• **EXERCISE**
Copy all lines of the listing that include the string "Contains".

■ ■ ■ ■ ■ ■ ■

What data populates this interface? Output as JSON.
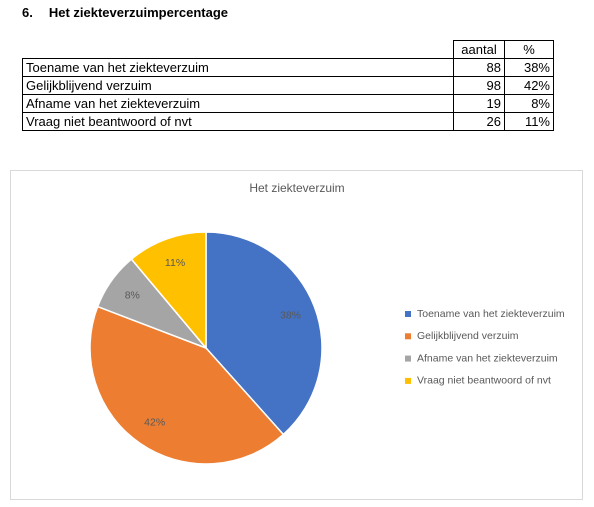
{
  "heading": {
    "number": "6.",
    "title": "Het ziekteverzuimpercentage"
  },
  "table": {
    "header": [
      "aantal",
      "%"
    ],
    "rows": [
      [
        "Toename van het ziekteverzuim",
        "88",
        "38%"
      ],
      [
        "Gelijkblijvend verzuim",
        "98",
        "42%"
      ],
      [
        "Afname van het ziekteverzuim",
        "19",
        "8%"
      ],
      [
        "Vraag niet beantwoord of nvt",
        "26",
        "11%"
      ]
    ]
  },
  "chart_data": {
    "type": "pie",
    "title": "Het ziekteverzuim",
    "categories": [
      "Toename van het ziekteverzuim",
      "Gelijkblijvend verzuim",
      "Afname van het ziekteverzuim",
      "Vraag niet beantwoord of nvt"
    ],
    "values": [
      38,
      42,
      8,
      11
    ],
    "value_labels": [
      "38%",
      "42%",
      "8%",
      "11%"
    ],
    "colors": [
      "#4472c4",
      "#ed7d31",
      "#a5a5a5",
      "#ffc000"
    ],
    "legend": "right"
  }
}
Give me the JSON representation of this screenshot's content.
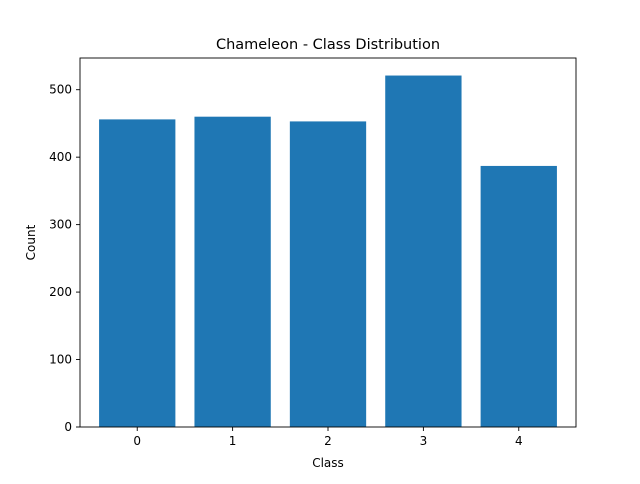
{
  "chart_data": {
    "type": "bar",
    "title": "Chameleon - Class Distribution",
    "xlabel": "Class",
    "ylabel": "Count",
    "categories": [
      "0",
      "1",
      "2",
      "3",
      "4"
    ],
    "values": [
      456,
      460,
      453,
      521,
      387
    ],
    "ylim": [
      0,
      547
    ],
    "yticks": [
      0,
      100,
      200,
      300,
      400,
      500
    ],
    "grid": false,
    "bar_color": "#1f77b4"
  }
}
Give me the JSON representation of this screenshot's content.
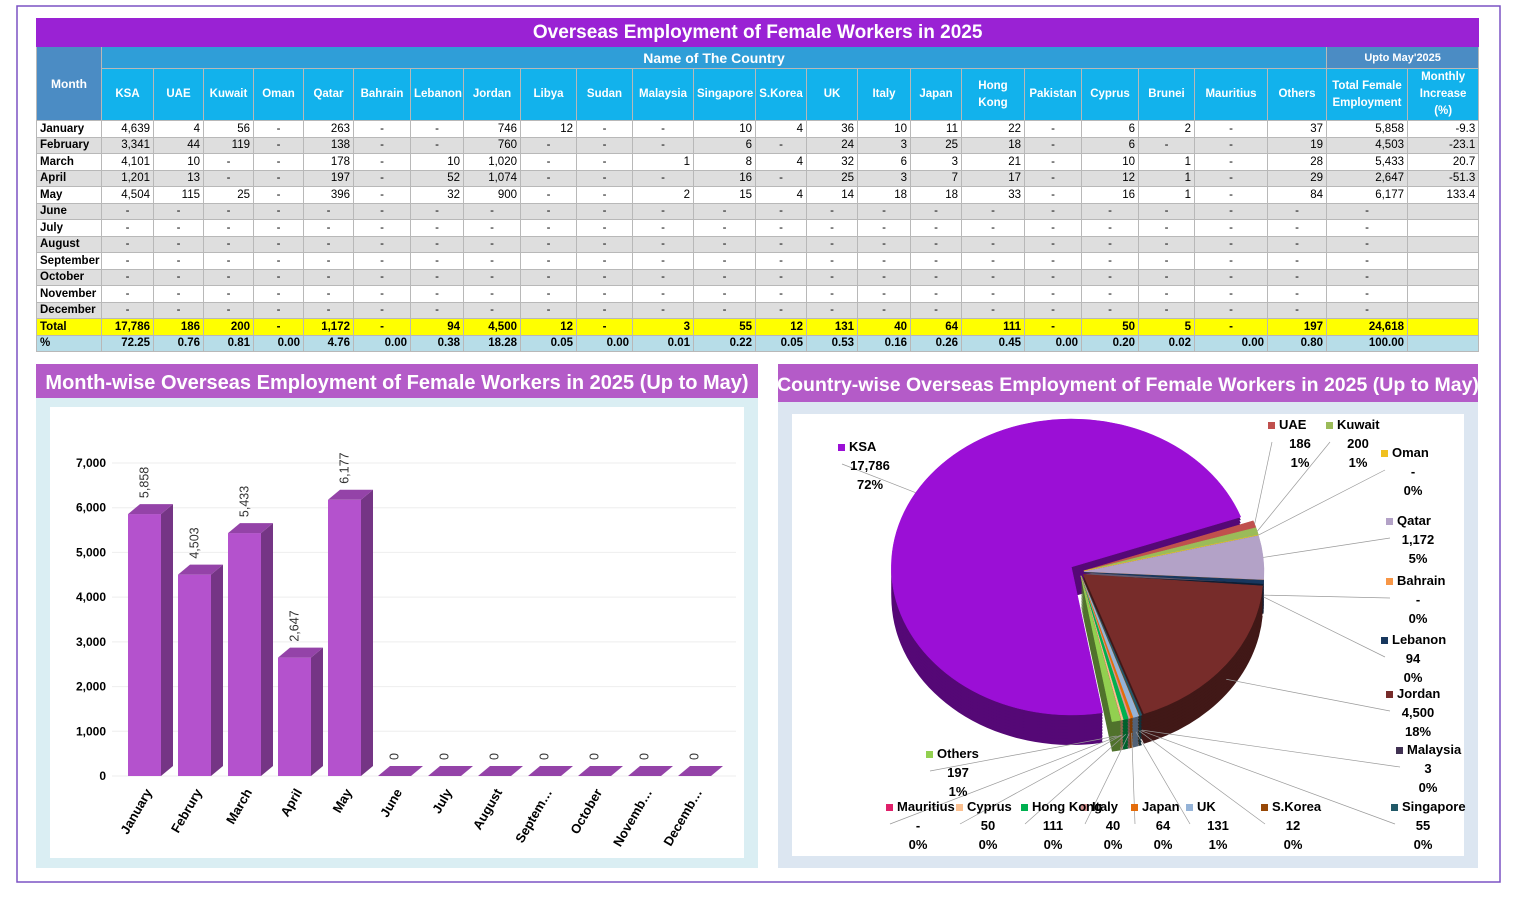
{
  "table": {
    "title": "Overseas Employment of Female Workers in 2025",
    "header": {
      "month": "Month",
      "group": "Name of The Country",
      "upto": "Upto May'2025",
      "columns": [
        "KSA",
        "UAE",
        "Kuwait",
        "Oman",
        "Qatar",
        "Bahrain",
        "Lebanon",
        "Jordan",
        "Libya",
        "Sudan",
        "Malaysia",
        "Singapore",
        "S.Korea",
        "UK",
        "Italy",
        "Japan",
        "Hong Kong",
        "Pakistan",
        "Cyprus",
        "Brunei",
        "Mauritius",
        "Others",
        "Total Female Employment",
        "Monthly Increase (%)"
      ]
    },
    "rows": [
      {
        "label": "January",
        "cells": [
          "4,639",
          "4",
          "56",
          "-",
          "263",
          "-",
          "-",
          "746",
          "12",
          "-",
          "-",
          "10",
          "4",
          "36",
          "10",
          "11",
          "22",
          "-",
          "6",
          "2",
          "-",
          "37",
          "5,858",
          "-9.3"
        ]
      },
      {
        "label": "February",
        "cells": [
          "3,341",
          "44",
          "119",
          "-",
          "138",
          "-",
          "-",
          "760",
          "-",
          "-",
          "-",
          "6",
          "-",
          "24",
          "3",
          "25",
          "18",
          "-",
          "6",
          "-",
          "-",
          "19",
          "4,503",
          "-23.1"
        ]
      },
      {
        "label": "March",
        "cells": [
          "4,101",
          "10",
          "-",
          "-",
          "178",
          "-",
          "10",
          "1,020",
          "-",
          "-",
          "1",
          "8",
          "4",
          "32",
          "6",
          "3",
          "21",
          "-",
          "10",
          "1",
          "-",
          "28",
          "5,433",
          "20.7"
        ]
      },
      {
        "label": "April",
        "cells": [
          "1,201",
          "13",
          "-",
          "-",
          "197",
          "-",
          "52",
          "1,074",
          "-",
          "-",
          "-",
          "16",
          "-",
          "25",
          "3",
          "7",
          "17",
          "-",
          "12",
          "1",
          "-",
          "29",
          "2,647",
          "-51.3"
        ]
      },
      {
        "label": "May",
        "cells": [
          "4,504",
          "115",
          "25",
          "-",
          "396",
          "-",
          "32",
          "900",
          "-",
          "-",
          "2",
          "15",
          "4",
          "14",
          "18",
          "18",
          "33",
          "-",
          "16",
          "1",
          "-",
          "84",
          "6,177",
          "133.4"
        ]
      },
      {
        "label": "June",
        "cells": [
          "-",
          "-",
          "-",
          "-",
          "-",
          "-",
          "-",
          "-",
          "-",
          "-",
          "-",
          "-",
          "-",
          "-",
          "-",
          "-",
          "-",
          "-",
          "-",
          "-",
          "-",
          "-",
          "-"
        ]
      },
      {
        "label": "July",
        "cells": [
          "-",
          "-",
          "-",
          "-",
          "-",
          "-",
          "-",
          "-",
          "-",
          "-",
          "-",
          "-",
          "-",
          "-",
          "-",
          "-",
          "-",
          "-",
          "-",
          "-",
          "-",
          "-",
          "-"
        ]
      },
      {
        "label": "August",
        "cells": [
          "-",
          "-",
          "-",
          "-",
          "-",
          "-",
          "-",
          "-",
          "-",
          "-",
          "-",
          "-",
          "-",
          "-",
          "-",
          "-",
          "-",
          "-",
          "-",
          "-",
          "-",
          "-",
          "-"
        ]
      },
      {
        "label": "September",
        "cells": [
          "-",
          "-",
          "-",
          "-",
          "-",
          "-",
          "-",
          "-",
          "-",
          "-",
          "-",
          "-",
          "-",
          "-",
          "-",
          "-",
          "-",
          "-",
          "-",
          "-",
          "-",
          "-",
          "-"
        ]
      },
      {
        "label": "October",
        "cells": [
          "-",
          "-",
          "-",
          "-",
          "-",
          "-",
          "-",
          "-",
          "-",
          "-",
          "-",
          "-",
          "-",
          "-",
          "-",
          "-",
          "-",
          "-",
          "-",
          "-",
          "-",
          "-",
          "-"
        ]
      },
      {
        "label": "November",
        "cells": [
          "-",
          "-",
          "-",
          "-",
          "-",
          "-",
          "-",
          "-",
          "-",
          "-",
          "-",
          "-",
          "-",
          "-",
          "-",
          "-",
          "-",
          "-",
          "-",
          "-",
          "-",
          "-",
          "-"
        ]
      },
      {
        "label": "December",
        "cells": [
          "-",
          "-",
          "-",
          "-",
          "-",
          "-",
          "-",
          "-",
          "-",
          "-",
          "-",
          "-",
          "-",
          "-",
          "-",
          "-",
          "-",
          "-",
          "-",
          "-",
          "-",
          "-",
          "-"
        ]
      },
      {
        "label": "Total",
        "cells": [
          "17,786",
          "186",
          "200",
          "-",
          "1,172",
          "-",
          "94",
          "4,500",
          "12",
          "-",
          "3",
          "55",
          "12",
          "131",
          "40",
          "64",
          "111",
          "-",
          "50",
          "5",
          "-",
          "197",
          "24,618"
        ]
      },
      {
        "label": "%",
        "cells": [
          "72.25",
          "0.76",
          "0.81",
          "0.00",
          "4.76",
          "0.00",
          "0.38",
          "18.28",
          "0.05",
          "0.00",
          "0.01",
          "0.22",
          "0.05",
          "0.53",
          "0.16",
          "0.26",
          "0.45",
          "0.00",
          "0.20",
          "0.02",
          "0.00",
          "0.80",
          "100.00"
        ]
      }
    ]
  },
  "chart_data": [
    {
      "type": "bar",
      "title": "Month-wise Overseas Employment of Female Workers in 2025 (Up to May)",
      "categories": [
        "January",
        "Februry",
        "March",
        "April",
        "May",
        "June",
        "July",
        "August",
        "Septem…",
        "October",
        "Novemb…",
        "Decemb…"
      ],
      "values": [
        5858,
        4503,
        5433,
        2647,
        6177,
        0,
        0,
        0,
        0,
        0,
        0,
        0
      ],
      "value_labels": [
        "5,858",
        "4,503",
        "5,433",
        "2,647",
        "6,177",
        "0",
        "0",
        "0",
        "0",
        "0",
        "0",
        "0"
      ],
      "color": "#b452cd",
      "ylim": [
        0,
        7000
      ],
      "yticks": [
        0,
        {
          "value": 1000,
          "label": "1,000"
        },
        {
          "value": 2000,
          "label": "2,000"
        },
        {
          "value": 3000,
          "label": "3,000"
        },
        {
          "value": 4000,
          "label": "4,000"
        },
        {
          "value": 5000,
          "label": "5,000"
        },
        {
          "value": 6000,
          "label": "6,000"
        },
        {
          "value": 7000,
          "label": "7,000"
        }
      ],
      "grid": true
    },
    {
      "type": "pie",
      "title": "Country-wise Overseas Employment of Female Workers in 2025 (Up to May)",
      "categories": [
        "KSA",
        "UAE",
        "Kuwait",
        "Oman",
        "Qatar",
        "Bahrain",
        "Lebanon",
        "Jordan",
        "Malaysia",
        "Singapore",
        "S.Korea",
        "UK",
        "Japan",
        "Italy",
        "Hong Kong",
        "Cyprus",
        "Mauritius",
        "Others"
      ],
      "values": [
        17786,
        186,
        200,
        0,
        1172,
        0,
        94,
        4500,
        3,
        55,
        12,
        131,
        64,
        40,
        111,
        50,
        0,
        197
      ],
      "value_labels": [
        "17,786",
        "186",
        "200",
        "-",
        "1,172",
        "-",
        "94",
        "4,500",
        "3",
        "55",
        "12",
        "131",
        "64",
        "40",
        "111",
        "50",
        "-",
        "197"
      ],
      "percent_labels": [
        "72%",
        "1%",
        "1%",
        "0%",
        "5%",
        "0%",
        "0%",
        "18%",
        "0%",
        "0%",
        "0%",
        "1%",
        "0%",
        "0%",
        "0%",
        "0%",
        "0%",
        "1%"
      ],
      "colors": [
        "#9b0fd6",
        "#c0504d",
        "#9bbb59",
        "#f0c020",
        "#b3a2c7",
        "#f79646",
        "#17375e",
        "#772c2a",
        "#403152",
        "#215968",
        "#974806",
        "#95b3d7",
        "#e46c0a",
        "#d99694",
        "#00b050",
        "#fabf8f",
        "#e0206a",
        "#92d050"
      ]
    }
  ]
}
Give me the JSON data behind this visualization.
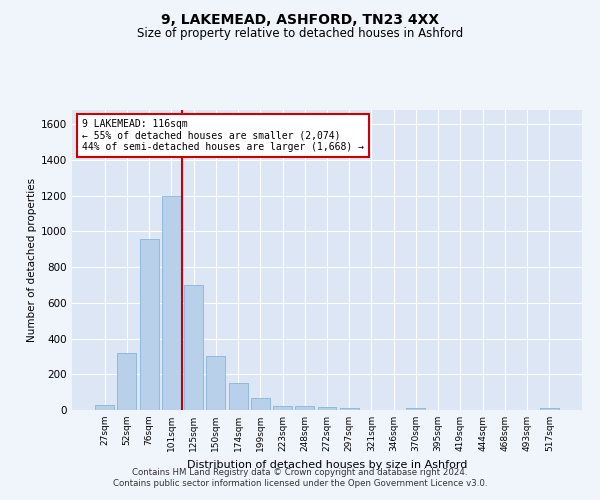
{
  "title": "9, LAKEMEAD, ASHFORD, TN23 4XX",
  "subtitle": "Size of property relative to detached houses in Ashford",
  "xlabel": "Distribution of detached houses by size in Ashford",
  "ylabel": "Number of detached properties",
  "bar_color": "#b8d0ea",
  "bar_edgecolor": "#7aadd4",
  "background_color": "#dce6f5",
  "grid_color": "#ffffff",
  "fig_facecolor": "#f0f4fb",
  "categories": [
    "27sqm",
    "52sqm",
    "76sqm",
    "101sqm",
    "125sqm",
    "150sqm",
    "174sqm",
    "199sqm",
    "223sqm",
    "248sqm",
    "272sqm",
    "297sqm",
    "321sqm",
    "346sqm",
    "370sqm",
    "395sqm",
    "419sqm",
    "444sqm",
    "468sqm",
    "493sqm",
    "517sqm"
  ],
  "values": [
    30,
    320,
    960,
    1200,
    700,
    300,
    150,
    70,
    25,
    20,
    15,
    10,
    0,
    0,
    10,
    0,
    0,
    0,
    0,
    0,
    10
  ],
  "ylim": [
    0,
    1680
  ],
  "yticks": [
    0,
    200,
    400,
    600,
    800,
    1000,
    1200,
    1400,
    1600
  ],
  "vline_color": "#cc0000",
  "vline_x": 3.5,
  "annotation_text": "9 LAKEMEAD: 116sqm\n← 55% of detached houses are smaller (2,074)\n44% of semi-detached houses are larger (1,668) →",
  "annotation_box_color": "#ffffff",
  "annotation_box_edgecolor": "#cc0000",
  "footer_line1": "Contains HM Land Registry data © Crown copyright and database right 2024.",
  "footer_line2": "Contains public sector information licensed under the Open Government Licence v3.0."
}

■ ■ ■ ■ ■ ■ ■

• **RESPONSE TO THIS EXERCISE**
  "footer_line1": "Contains HM Land Registry data © Crown copyright and database right 2024.",
  "footer_line2": "Contains public sector information licensed under the Open Government Licence v3.0."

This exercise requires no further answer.